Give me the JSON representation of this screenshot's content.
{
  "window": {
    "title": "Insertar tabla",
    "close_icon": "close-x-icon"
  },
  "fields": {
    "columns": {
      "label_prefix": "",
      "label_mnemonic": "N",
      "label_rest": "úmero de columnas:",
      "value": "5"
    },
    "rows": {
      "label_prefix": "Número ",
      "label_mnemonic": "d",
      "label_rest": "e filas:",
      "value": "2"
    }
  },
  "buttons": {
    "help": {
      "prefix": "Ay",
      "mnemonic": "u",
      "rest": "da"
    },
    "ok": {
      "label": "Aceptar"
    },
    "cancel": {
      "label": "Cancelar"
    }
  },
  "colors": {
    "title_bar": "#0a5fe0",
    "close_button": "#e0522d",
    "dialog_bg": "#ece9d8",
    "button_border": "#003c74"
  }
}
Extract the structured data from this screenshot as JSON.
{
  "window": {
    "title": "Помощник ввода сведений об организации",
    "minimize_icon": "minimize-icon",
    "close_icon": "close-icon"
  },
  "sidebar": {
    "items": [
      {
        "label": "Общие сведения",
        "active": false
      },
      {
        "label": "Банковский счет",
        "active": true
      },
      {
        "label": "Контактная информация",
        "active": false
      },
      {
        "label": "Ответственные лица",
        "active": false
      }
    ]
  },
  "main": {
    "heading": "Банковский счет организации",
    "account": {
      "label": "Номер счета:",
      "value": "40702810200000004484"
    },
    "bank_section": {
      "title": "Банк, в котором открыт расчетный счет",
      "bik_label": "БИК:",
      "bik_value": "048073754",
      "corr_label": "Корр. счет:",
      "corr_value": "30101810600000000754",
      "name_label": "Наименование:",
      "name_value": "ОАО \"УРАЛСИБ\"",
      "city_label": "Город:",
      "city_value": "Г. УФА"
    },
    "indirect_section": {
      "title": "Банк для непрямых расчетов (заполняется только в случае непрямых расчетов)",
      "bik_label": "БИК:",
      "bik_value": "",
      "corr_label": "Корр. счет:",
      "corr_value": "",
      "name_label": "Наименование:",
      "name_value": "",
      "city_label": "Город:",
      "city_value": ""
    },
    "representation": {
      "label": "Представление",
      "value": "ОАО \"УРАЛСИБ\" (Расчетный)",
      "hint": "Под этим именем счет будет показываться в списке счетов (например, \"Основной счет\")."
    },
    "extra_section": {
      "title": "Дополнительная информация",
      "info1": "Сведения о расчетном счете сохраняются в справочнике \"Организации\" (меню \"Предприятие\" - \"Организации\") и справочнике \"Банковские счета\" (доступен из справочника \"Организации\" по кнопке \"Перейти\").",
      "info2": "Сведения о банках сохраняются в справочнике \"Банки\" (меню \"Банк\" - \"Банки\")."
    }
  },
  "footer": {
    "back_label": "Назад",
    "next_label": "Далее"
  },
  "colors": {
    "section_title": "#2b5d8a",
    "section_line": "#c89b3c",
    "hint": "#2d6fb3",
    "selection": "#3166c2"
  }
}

═══

> _Exercise task_:
Give every line of the material again, exactly as it reads.

> _Task result_:
Give me the JSON representation of this screenshot's content.
{
  "window": {
    "title": "Insertar tabla",
    "close_icon": "close-x-icon"
  },
  "fields": {
    "columns": {
      "label_prefix": "",
      "label_mnemonic": "N",
      "label_rest": "úmero de columnas:",
      "value": "5"
    },
    "rows": {
      "label_prefix": "Número ",
      "label_mnemonic": "d",
      "label_rest": "e filas:",
      "value": "2"
    }
  },
  "buttons": {
    "help": {
      "prefix": "Ay",
      "mnemonic": "u",
      "rest": "da"
    },
    "ok": {
      "label": "Aceptar"
    },
    "cancel": {
      "label": "Cancelar"
    }
  },
  "colors": {
    "title_bar": "#0a5fe0",
    "close_button": "#e0522d",
    "dialog_bg": "#ece9d8",
    "button_border": "#003c74"
  }
}
Extract the structured data from this screenshot as JSON.
{
  "window": {
    "title": "Помощник ввода сведений об организации",
    "minimize_icon": "minimize-icon",
    "close_icon": "close-icon"
  },
  "sidebar": {
    "items": [
      {
        "label": "Общие сведения",
        "active": false
      },
      {
        "label": "Банковский счет",
        "active": true
      },
      {
        "label": "Контактная информация",
        "active": false
      },
      {
        "label": "Ответственные лица",
        "active": false
      }
    ]
  },
  "main": {
    "heading": "Банковский счет организации",
    "account": {
      "label": "Номер счета:",
      "value": "40702810200000004484"
    },
    "bank_section": {
      "title": "Банк, в котором открыт расчетный счет",
      "bik_label": "БИК:",
      "bik_value": "048073754",
      "corr_label": "Корр. счет:",
      "corr_value": "30101810600000000754",
      "name_label": "Наименование:",
      "name_value": "ОАО \"УРАЛСИБ\"",
      "city_label": "Город:",
      "city_value": "Г. УФА"
    },
    "indirect_section": {
      "title": "Банк для непрямых расчетов (заполняется только в случае непрямых расчетов)",
      "bik_label": "БИК:",
      "bik_value": "",
      "corr_label": "Корр. счет:",
      "corr_value": "",
      "name_label": "Наименование:",
      "name_value": "",
      "city_label": "Город:",
      "city_value": ""
    },
    "representation": {
      "label": "Представление",
      "value": "ОАО \"УРАЛСИБ\" (Расчетный)",
      "hint": "Под этим именем счет будет показываться в списке счетов (например, \"Основной счет\")."
    },
    "extra_section": {
      "title": "Дополнительная информация",
      "info1": "Сведения о расчетном счете сохраняются в справочнике \"Организации\" (меню \"Предприятие\" - \"Организации\") и справочнике \"Банковские счета\" (доступен из справочника \"Организации\" по кнопке \"Перейти\").",
      "info2": "Сведения о банках сохраняются в справочнике \"Банки\" (меню \"Банк\" - \"Банки\")."
    }
  },
  "footer": {
    "back_label": "Назад",
    "next_label": "Далее"
  },
  "colors": {
    "section_title": "#2b5d8a",
    "section_line": "#c89b3c",
    "hint": "#2d6fb3",
    "selection": "#3166c2"
  }
}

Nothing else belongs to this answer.